What is required >> Wherever the word "telefonu" turns up in a line of the entries, copy that line.

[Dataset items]
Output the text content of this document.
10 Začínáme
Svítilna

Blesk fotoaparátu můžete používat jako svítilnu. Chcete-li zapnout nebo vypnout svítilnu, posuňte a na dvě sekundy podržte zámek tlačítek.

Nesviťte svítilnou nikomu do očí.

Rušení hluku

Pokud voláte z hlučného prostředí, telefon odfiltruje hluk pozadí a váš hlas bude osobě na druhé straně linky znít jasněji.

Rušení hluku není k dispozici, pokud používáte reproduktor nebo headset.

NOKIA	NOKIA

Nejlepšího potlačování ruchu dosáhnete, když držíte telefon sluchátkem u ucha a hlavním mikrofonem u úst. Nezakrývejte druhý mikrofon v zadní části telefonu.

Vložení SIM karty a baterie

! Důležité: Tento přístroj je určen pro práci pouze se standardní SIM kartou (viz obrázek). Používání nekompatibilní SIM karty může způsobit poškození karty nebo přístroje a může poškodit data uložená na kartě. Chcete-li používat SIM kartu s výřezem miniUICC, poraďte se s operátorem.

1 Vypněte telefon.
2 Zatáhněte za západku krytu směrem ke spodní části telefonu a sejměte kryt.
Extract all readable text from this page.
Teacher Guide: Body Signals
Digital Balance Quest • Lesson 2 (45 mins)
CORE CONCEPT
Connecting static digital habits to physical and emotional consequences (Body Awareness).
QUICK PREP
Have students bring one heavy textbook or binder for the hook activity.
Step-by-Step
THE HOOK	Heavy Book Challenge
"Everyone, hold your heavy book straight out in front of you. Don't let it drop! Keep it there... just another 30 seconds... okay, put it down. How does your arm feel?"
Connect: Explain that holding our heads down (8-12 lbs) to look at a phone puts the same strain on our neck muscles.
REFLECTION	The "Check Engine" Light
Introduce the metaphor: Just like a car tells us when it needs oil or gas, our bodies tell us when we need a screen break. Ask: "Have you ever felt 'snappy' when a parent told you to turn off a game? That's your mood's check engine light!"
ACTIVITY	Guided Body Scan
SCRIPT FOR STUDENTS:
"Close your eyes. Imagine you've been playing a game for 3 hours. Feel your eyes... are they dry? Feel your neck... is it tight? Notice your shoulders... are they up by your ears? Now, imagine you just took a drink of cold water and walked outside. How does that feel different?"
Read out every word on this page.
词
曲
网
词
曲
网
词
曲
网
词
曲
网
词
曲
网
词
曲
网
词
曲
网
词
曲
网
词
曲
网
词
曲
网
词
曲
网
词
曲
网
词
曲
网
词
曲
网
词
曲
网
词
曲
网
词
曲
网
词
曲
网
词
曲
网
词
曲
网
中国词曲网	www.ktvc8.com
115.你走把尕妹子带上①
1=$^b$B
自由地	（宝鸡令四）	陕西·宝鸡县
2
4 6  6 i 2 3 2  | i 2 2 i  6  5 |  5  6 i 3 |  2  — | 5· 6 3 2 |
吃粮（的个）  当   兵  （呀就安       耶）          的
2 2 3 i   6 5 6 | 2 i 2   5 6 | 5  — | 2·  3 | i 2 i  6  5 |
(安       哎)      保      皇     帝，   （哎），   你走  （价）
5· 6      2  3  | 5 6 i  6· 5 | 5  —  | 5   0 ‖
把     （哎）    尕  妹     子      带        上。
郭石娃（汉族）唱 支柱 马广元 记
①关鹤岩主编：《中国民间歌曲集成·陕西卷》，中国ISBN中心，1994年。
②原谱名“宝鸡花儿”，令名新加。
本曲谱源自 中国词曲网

Output >>
Nejlepšího potlačování ruchu dosáhnete, když držíte telefon sluchátkem u ucha a hlavním mikrofonem u úst. Nezakrývejte druhý mikrofon v zadní části telefonu.
2 Zatáhněte za západku krytu směrem ke spodní části telefonu a sejměte kryt.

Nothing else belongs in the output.